Hablar un mismo idioma

El fenómeno de la globalización es una oportunidad increíble de progreso, en tanto que aumenta la competencia, lo que trae como consecuencia la mejora de los procesos y de la calidad de los productos.

Pero ¿cómo afrontar el problema que suponen las barreras culturales y lingüísticas en la comunicación empresarial internacional?

El establecimiento y uso de normas tiene muchas ventajas, tanto para las empresas como para los ciudadanos. Una norma nos permite hablar un mismo idioma, incluso entre países con diferentes lenguas.

Cuanto más hablemos el mismo idioma dentro de la actividad económica, cuando el comprador y el vendedor sepan con confianza qué ofrecen y demandan, más se facilitará el comercio internacional.

• **Entradas proporcionadas**:

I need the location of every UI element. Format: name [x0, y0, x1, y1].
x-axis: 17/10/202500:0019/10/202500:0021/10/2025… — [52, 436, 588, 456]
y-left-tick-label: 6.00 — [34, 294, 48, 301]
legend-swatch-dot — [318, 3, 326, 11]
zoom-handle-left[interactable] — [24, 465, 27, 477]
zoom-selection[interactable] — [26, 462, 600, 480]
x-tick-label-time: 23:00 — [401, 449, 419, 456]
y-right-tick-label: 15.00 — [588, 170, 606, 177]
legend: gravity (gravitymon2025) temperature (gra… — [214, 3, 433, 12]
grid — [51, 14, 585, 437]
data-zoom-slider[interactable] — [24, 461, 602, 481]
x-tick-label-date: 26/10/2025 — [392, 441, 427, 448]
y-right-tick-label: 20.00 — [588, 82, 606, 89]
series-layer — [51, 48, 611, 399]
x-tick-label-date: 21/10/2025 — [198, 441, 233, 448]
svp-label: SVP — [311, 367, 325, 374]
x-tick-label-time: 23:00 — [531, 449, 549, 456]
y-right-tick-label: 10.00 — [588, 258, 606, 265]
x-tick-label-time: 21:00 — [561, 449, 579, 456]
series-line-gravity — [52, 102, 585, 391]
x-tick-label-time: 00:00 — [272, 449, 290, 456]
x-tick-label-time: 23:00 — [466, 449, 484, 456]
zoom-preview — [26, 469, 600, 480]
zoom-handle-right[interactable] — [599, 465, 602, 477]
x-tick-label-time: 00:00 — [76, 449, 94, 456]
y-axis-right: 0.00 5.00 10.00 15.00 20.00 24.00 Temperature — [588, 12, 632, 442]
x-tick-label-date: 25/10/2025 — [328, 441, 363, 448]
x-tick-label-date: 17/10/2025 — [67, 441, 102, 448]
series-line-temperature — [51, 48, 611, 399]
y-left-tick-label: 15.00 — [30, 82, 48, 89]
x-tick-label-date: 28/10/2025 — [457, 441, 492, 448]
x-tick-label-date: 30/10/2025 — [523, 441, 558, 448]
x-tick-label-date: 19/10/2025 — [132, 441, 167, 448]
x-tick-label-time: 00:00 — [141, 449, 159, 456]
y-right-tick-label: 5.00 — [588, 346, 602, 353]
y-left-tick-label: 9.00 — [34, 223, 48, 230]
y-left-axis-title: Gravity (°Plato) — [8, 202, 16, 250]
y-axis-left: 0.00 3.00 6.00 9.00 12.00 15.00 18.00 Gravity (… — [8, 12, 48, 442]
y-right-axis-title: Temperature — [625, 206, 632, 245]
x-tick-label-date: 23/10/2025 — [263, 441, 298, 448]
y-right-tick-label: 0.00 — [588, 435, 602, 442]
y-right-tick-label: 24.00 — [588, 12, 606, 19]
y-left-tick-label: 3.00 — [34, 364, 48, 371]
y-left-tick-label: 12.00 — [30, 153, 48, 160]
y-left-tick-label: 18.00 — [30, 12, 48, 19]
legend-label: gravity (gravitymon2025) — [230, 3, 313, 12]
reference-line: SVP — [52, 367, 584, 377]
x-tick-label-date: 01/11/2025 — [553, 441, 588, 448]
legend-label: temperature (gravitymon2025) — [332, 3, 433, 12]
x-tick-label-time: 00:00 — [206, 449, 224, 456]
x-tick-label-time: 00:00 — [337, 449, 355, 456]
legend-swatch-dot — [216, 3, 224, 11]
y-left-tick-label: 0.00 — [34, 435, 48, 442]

• **Tareas propuestas**:
#1 Según el texto sobre las normas, ¿qué nos permite una norma?
#2 Prolonga el texto sobre las normas a partir de su última oración.

• **Respuestas en orden**:
#1 Nos permite hablar un mismo idioma, incluso entre países con diferentes lenguas.

#2
Para que esto sea posible, la International Organization for Standarization ISO crea normas, en algunos casos certificables, para resolver cuestiones reales y potenciales, estableciendo criterios sobre determinados temas de interés para productores, consumidores y la sociedad en general.

Una certificación de gestión de la calidad, de la seguridad y salud laboral o cualquiera de las referencias existentes, nos da una idea inicial de un funcionamiento estandarizado y acorde con los requisitos que inicialmente podemos exigir.